# Try it
Every record must be retyped as it stands.

# Material shown
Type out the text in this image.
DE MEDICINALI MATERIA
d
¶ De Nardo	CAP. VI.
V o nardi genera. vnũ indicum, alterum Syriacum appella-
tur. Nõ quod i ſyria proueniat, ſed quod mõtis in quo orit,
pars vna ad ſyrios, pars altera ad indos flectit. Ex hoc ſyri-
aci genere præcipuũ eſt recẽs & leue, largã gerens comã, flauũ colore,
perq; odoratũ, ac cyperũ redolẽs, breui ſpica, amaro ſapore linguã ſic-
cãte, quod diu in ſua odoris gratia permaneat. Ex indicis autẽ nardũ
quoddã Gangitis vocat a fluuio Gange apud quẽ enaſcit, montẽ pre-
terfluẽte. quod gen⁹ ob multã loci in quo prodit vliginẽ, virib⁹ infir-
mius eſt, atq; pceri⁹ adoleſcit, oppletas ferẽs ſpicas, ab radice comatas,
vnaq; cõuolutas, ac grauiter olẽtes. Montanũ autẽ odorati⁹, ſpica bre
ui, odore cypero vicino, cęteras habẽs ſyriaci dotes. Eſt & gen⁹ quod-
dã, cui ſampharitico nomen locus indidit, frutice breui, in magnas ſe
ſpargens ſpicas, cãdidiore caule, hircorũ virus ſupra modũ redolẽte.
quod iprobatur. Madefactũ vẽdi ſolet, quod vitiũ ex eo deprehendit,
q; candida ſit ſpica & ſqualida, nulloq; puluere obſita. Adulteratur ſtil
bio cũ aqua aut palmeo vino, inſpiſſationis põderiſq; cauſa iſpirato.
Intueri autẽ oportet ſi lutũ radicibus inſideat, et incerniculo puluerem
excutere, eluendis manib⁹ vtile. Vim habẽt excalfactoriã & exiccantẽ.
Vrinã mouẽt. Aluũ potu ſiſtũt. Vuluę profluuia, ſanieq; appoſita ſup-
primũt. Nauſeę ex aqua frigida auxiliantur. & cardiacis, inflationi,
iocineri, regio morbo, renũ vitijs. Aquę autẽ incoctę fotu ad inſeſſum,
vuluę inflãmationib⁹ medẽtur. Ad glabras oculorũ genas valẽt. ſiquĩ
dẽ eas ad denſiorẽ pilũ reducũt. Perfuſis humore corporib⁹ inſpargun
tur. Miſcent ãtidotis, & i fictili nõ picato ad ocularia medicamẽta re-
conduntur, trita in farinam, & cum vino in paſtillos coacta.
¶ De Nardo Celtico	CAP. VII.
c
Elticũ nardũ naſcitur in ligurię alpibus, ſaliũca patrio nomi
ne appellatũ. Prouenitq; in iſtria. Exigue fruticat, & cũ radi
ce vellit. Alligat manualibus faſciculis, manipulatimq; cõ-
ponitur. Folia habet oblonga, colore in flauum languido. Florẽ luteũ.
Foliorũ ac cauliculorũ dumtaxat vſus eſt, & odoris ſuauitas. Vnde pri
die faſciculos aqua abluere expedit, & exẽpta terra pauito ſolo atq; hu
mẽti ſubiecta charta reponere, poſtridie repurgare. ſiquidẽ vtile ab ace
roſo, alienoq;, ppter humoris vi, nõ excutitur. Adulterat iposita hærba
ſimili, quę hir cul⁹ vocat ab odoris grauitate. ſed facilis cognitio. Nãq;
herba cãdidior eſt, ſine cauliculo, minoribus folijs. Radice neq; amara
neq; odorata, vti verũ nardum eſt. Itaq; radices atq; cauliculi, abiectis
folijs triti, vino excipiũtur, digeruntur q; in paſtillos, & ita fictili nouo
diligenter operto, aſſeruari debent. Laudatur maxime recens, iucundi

# Task result
Type out the text in this image.
DE MEDICINALI MATERIA
d
¶ De Nardo	CAP. VI.
V o nardi genera. vnũ indicum, alterum Syriacum appella-
tur. Nõ quod i ſyria proueniat, ſed quod mõtis in quo orit,
pars vna ad ſyrios, pars altera ad indos flectit. Ex hoc ſyri-
aci genere præcipuũ eſt recẽs & leue, largã gerens comã, flauũ colore,
perq; odoratũ, ac cyperũ redolẽs, breui ſpica, amaro ſapore linguã ſic-
cãte, quod diu in ſua odoris gratia permaneat. Ex indicis autẽ nardũ
quoddã Gangitis vocat a fluuio Gange apud quẽ enaſcit, montẽ pre-
terfluẽte. quod gen⁹ ob multã loci in quo prodit vliginẽ, virib⁹ infir-
mius eſt, atq; pceri⁹ adoleſcit, oppletas ferẽs ſpicas, ab radice comatas,
vnaq; cõuolutas, ac grauiter olẽtes. Montanũ autẽ odorati⁹, ſpica bre
ui, odore cypero vicino, cęteras habẽs ſyriaci dotes. Eſt & gen⁹ quod-
dã, cui ſampharitico nomen locus indidit, frutice breui, in magnas ſe
ſpargens ſpicas, cãdidiore caule, hircorũ virus ſupra modũ redolẽte.
quod iprobatur. Madefactũ vẽdi ſolet, quod vitiũ ex eo deprehendit,
q; candida ſit ſpica & ſqualida, nulloq; puluere obſita. Adulteratur ſtil
bio cũ aqua aut palmeo vino, inſpiſſationis põderiſq; cauſa iſpirato.
Intueri autẽ oportet ſi lutũ radicibus inſideat, et incerniculo puluerem
excutere, eluendis manib⁹ vtile. Vim habẽt excalfactoriã & exiccantẽ.
Vrinã mouẽt. Aluũ potu ſiſtũt. Vuluę profluuia, ſanieq; appoſita ſup-
primũt. Nauſeę ex aqua frigida auxiliantur. & cardiacis, inflationi,
iocineri, regio morbo, renũ vitijs. Aquę autẽ incoctę fotu ad inſeſſum,
vuluę inflãmationib⁹ medẽtur. Ad glabras oculorũ genas valẽt. ſiquĩ
dẽ eas ad denſiorẽ pilũ reducũt. Perfuſis humore corporib⁹ inſpargun
tur. Miſcent ãtidotis, & i fictili nõ picato ad ocularia medicamẽta re-
conduntur, trita in farinam, & cum vino in paſtillos coacta.
¶ De Nardo Celtico	CAP. VII.
c
Elticũ nardũ naſcitur in ligurię alpibus, ſaliũca patrio nomi
ne appellatũ. Prouenitq; in iſtria. Exigue fruticat, & cũ radi
ce vellit. Alligat manualibus faſciculis, manipulatimq; cõ-
ponitur. Folia habet oblonga, colore in flauum languido. Florẽ luteũ.
Foliorũ ac cauliculorũ dumtaxat vſus eſt, & odoris ſuauitas. Vnde pri
die faſciculos aqua abluere expedit, & exẽpta terra pauito ſolo atq; hu
mẽti ſubiecta charta reponere, poſtridie repurgare. ſiquidẽ vtile ab ace
roſo, alienoq;, ppter humoris vi, nõ excutitur. Adulterat iposita hærba
ſimili, quę hir cul⁹ vocat ab odoris grauitate. ſed facilis cognitio. Nãq;
herba cãdidior eſt, ſine cauliculo, minoribus folijs. Radice neq; amara
neq; odorata, vti verũ nardum eſt. Itaq; radices atq; cauliculi, abiectis
folijs triti, vino excipiũtur, digeruntur q; in paſtillos, & ita fictili nouo
diligenter operto, aſſeruari debent. Laudatur maxime recens, iucundi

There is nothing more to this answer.